----- RECORD EXCERPTS -----

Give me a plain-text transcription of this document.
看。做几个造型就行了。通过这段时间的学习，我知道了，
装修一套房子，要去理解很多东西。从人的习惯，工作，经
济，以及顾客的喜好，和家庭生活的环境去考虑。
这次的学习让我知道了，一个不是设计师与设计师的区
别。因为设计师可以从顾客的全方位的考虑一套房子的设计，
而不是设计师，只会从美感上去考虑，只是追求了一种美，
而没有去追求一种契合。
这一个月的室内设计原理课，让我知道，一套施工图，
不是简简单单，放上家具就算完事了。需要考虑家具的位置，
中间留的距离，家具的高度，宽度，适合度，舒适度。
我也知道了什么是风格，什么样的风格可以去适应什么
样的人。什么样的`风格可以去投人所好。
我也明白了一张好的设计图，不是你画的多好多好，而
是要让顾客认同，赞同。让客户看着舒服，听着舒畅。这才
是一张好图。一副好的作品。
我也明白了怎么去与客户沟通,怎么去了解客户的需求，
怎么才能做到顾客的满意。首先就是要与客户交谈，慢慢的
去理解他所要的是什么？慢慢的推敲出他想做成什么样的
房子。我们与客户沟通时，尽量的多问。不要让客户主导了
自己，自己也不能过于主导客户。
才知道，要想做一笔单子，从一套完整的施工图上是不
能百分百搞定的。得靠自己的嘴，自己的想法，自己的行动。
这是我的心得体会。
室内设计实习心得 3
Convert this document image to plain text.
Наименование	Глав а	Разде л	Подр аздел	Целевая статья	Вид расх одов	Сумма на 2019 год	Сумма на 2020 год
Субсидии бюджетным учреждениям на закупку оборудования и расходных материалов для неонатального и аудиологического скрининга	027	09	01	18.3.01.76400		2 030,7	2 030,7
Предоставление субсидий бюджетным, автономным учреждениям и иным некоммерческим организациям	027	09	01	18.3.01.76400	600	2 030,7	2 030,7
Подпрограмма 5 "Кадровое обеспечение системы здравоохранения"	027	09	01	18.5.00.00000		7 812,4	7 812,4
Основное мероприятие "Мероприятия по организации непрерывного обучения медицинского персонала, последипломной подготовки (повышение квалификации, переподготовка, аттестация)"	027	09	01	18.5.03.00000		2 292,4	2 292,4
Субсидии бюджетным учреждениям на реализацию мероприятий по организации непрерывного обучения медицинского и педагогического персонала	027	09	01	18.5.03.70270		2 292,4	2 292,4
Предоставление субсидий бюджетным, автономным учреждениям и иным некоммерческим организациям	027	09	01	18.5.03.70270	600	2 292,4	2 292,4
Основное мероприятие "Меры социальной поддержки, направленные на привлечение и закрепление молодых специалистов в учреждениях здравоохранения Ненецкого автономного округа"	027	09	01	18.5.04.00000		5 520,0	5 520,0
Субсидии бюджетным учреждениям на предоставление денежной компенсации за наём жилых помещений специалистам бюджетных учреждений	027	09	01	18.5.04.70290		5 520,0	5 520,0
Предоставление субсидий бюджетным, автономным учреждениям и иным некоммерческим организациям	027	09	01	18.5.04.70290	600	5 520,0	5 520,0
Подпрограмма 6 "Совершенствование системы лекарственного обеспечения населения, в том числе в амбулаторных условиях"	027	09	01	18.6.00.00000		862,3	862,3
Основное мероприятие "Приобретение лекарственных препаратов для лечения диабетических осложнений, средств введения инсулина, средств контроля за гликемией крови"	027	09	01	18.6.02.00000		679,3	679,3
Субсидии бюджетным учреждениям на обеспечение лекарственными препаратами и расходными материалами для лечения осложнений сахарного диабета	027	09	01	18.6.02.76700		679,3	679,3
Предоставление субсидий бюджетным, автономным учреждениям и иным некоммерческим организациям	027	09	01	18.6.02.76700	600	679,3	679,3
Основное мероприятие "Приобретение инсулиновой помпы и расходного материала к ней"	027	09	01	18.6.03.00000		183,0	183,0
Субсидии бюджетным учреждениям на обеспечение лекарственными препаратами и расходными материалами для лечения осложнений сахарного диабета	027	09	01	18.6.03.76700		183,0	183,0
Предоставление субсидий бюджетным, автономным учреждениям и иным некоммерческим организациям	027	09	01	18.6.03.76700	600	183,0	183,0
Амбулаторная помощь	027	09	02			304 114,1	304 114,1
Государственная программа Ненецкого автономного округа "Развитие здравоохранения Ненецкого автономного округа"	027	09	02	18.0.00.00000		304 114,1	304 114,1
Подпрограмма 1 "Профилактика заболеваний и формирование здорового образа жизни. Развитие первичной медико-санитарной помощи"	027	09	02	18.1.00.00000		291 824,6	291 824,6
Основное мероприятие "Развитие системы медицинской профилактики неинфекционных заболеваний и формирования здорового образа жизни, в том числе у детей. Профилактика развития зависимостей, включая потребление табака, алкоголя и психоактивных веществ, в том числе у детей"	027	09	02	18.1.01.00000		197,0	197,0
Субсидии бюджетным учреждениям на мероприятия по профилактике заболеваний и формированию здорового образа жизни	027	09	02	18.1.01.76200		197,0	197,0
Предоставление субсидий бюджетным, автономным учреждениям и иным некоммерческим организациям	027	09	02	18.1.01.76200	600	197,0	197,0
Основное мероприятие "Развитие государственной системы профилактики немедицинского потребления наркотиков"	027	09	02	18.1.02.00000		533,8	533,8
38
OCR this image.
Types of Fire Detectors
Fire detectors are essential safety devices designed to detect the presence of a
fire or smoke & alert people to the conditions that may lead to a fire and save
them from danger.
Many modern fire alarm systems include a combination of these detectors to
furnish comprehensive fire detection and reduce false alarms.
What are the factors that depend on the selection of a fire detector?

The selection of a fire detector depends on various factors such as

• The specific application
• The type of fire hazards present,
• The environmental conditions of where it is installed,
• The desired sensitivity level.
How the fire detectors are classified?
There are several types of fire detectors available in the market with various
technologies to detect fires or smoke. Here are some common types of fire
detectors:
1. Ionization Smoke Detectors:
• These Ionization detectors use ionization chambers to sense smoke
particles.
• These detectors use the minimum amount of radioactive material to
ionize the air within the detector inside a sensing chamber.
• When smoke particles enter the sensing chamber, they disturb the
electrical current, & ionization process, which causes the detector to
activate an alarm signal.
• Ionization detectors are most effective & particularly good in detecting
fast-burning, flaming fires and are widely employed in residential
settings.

-----

• [DIRECTIONS FOR THIS TASK] Exactly as shown, repeat every record.

• [RESPONSE TO THIS EXERCISE]
Give me a plain-text transcription of this document.
看。做几个造型就行了。通过这段时间的学习，我知道了，
装修一套房子，要去理解很多东西。从人的习惯，工作，经
济，以及顾客的喜好，和家庭生活的环境去考虑。
这次的学习让我知道了，一个不是设计师与设计师的区
别。因为设计师可以从顾客的全方位的考虑一套房子的设计，
而不是设计师，只会从美感上去考虑，只是追求了一种美，
而没有去追求一种契合。
这一个月的室内设计原理课，让我知道，一套施工图，
不是简简单单，放上家具就算完事了。需要考虑家具的位置，
中间留的距离，家具的高度，宽度，适合度，舒适度。
我也知道了什么是风格，什么样的风格可以去适应什么
样的人。什么样的`风格可以去投人所好。
我也明白了一张好的设计图，不是你画的多好多好，而
是要让顾客认同，赞同。让客户看着舒服，听着舒畅。这才
是一张好图。一副好的作品。
我也明白了怎么去与客户沟通,怎么去了解客户的需求，
怎么才能做到顾客的满意。首先就是要与客户交谈，慢慢的
去理解他所要的是什么？慢慢的推敲出他想做成什么样的
房子。我们与客户沟通时，尽量的多问。不要让客户主导了
自己，自己也不能过于主导客户。
才知道，要想做一笔单子，从一套完整的施工图上是不
能百分百搞定的。得靠自己的嘴，自己的想法，自己的行动。
这是我的心得体会。
室内设计实习心得 3
Convert this document image to plain text.
Наименование	Глав а	Разде л	Подр аздел	Целевая статья	Вид расх одов	Сумма на 2019 год	Сумма на 2020 год
Субсидии бюджетным учреждениям на закупку оборудования и расходных материалов для неонатального и аудиологического скрининга	027	09	01	18.3.01.76400		2 030,7	2 030,7
Предоставление субсидий бюджетным, автономным учреждениям и иным некоммерческим организациям	027	09	01	18.3.01.76400	600	2 030,7	2 030,7
Подпрограмма 5 "Кадровое обеспечение системы здравоохранения"	027	09	01	18.5.00.00000		7 812,4	7 812,4
Основное мероприятие "Мероприятия по организации непрерывного обучения медицинского персонала, последипломной подготовки (повышение квалификации, переподготовка, аттестация)"	027	09	01	18.5.03.00000		2 292,4	2 292,4
Субсидии бюджетным учреждениям на реализацию мероприятий по организации непрерывного обучения медицинского и педагогического персонала	027	09	01	18.5.03.70270		2 292,4	2 292,4
Предоставление субсидий бюджетным, автономным учреждениям и иным некоммерческим организациям	027	09	01	18.5.03.70270	600	2 292,4	2 292,4
Основное мероприятие "Меры социальной поддержки, направленные на привлечение и закрепление молодых специалистов в учреждениях здравоохранения Ненецкого автономного округа"	027	09	01	18.5.04.00000		5 520,0	5 520,0
Субсидии бюджетным учреждениям на предоставление денежной компенсации за наём жилых помещений специалистам бюджетных учреждений	027	09	01	18.5.04.70290		5 520,0	5 520,0
Предоставление субсидий бюджетным, автономным учреждениям и иным некоммерческим организациям	027	09	01	18.5.04.70290	600	5 520,0	5 520,0
Подпрограмма 6 "Совершенствование системы лекарственного обеспечения населения, в том числе в амбулаторных условиях"	027	09	01	18.6.00.00000		862,3	862,3
Основное мероприятие "Приобретение лекарственных препаратов для лечения диабетических осложнений, средств введения инсулина, средств контроля за гликемией крови"	027	09	01	18.6.02.00000		679,3	679,3
Субсидии бюджетным учреждениям на обеспечение лекарственными препаратами и расходными материалами для лечения осложнений сахарного диабета	027	09	01	18.6.02.76700		679,3	679,3
Предоставление субсидий бюджетным, автономным учреждениям и иным некоммерческим организациям	027	09	01	18.6.02.76700	600	679,3	679,3
Основное мероприятие "Приобретение инсулиновой помпы и расходного материала к ней"	027	09	01	18.6.03.00000		183,0	183,0
Субсидии бюджетным учреждениям на обеспечение лекарственными препаратами и расходными материалами для лечения осложнений сахарного диабета	027	09	01	18.6.03.76700		183,0	183,0
Предоставление субсидий бюджетным, автономным учреждениям и иным некоммерческим организациям	027	09	01	18.6.03.76700	600	183,0	183,0
Амбулаторная помощь	027	09	02			304 114,1	304 114,1
Государственная программа Ненецкого автономного округа "Развитие здравоохранения Ненецкого автономного округа"	027	09	02	18.0.00.00000		304 114,1	304 114,1
Подпрограмма 1 "Профилактика заболеваний и формирование здорового образа жизни. Развитие первичной медико-санитарной помощи"	027	09	02	18.1.00.00000		291 824,6	291 824,6
Основное мероприятие "Развитие системы медицинской профилактики неинфекционных заболеваний и формирования здорового образа жизни, в том числе у детей. Профилактика развития зависимостей, включая потребление табака, алкоголя и психоактивных веществ, в том числе у детей"	027	09	02	18.1.01.00000		197,0	197,0
Субсидии бюджетным учреждениям на мероприятия по профилактике заболеваний и формированию здорового образа жизни	027	09	02	18.1.01.76200		197,0	197,0
Предоставление субсидий бюджетным, автономным учреждениям и иным некоммерческим организациям	027	09	02	18.1.01.76200	600	197,0	197,0
Основное мероприятие "Развитие государственной системы профилактики немедицинского потребления наркотиков"	027	09	02	18.1.02.00000		533,8	533,8
38
OCR this image.
Types of Fire Detectors
Fire detectors are essential safety devices designed to detect the presence of a
fire or smoke & alert people to the conditions that may lead to a fire and save
them from danger.
Many modern fire alarm systems include a combination of these detectors to
furnish comprehensive fire detection and reduce false alarms.
What are the factors that depend on the selection of a fire detector?

The selection of a fire detector depends on various factors such as

• The specific application
• The type of fire hazards present,
• The environmental conditions of where it is installed,
• The desired sensitivity level.
How the fire detectors are classified?
There are several types of fire detectors available in the market with various
technologies to detect fires or smoke. Here are some common types of fire
detectors:
1. Ionization Smoke Detectors:
• These Ionization detectors use ionization chambers to sense smoke
particles.
• These detectors use the minimum amount of radioactive material to
ionize the air within the detector inside a sensing chamber.
• When smoke particles enter the sensing chamber, they disturb the
electrical current, & ionization process, which causes the detector to
activate an alarm signal.
• Ionization detectors are most effective & particularly good in detecting
fast-burning, flaming fires and are widely employed in residential
settings.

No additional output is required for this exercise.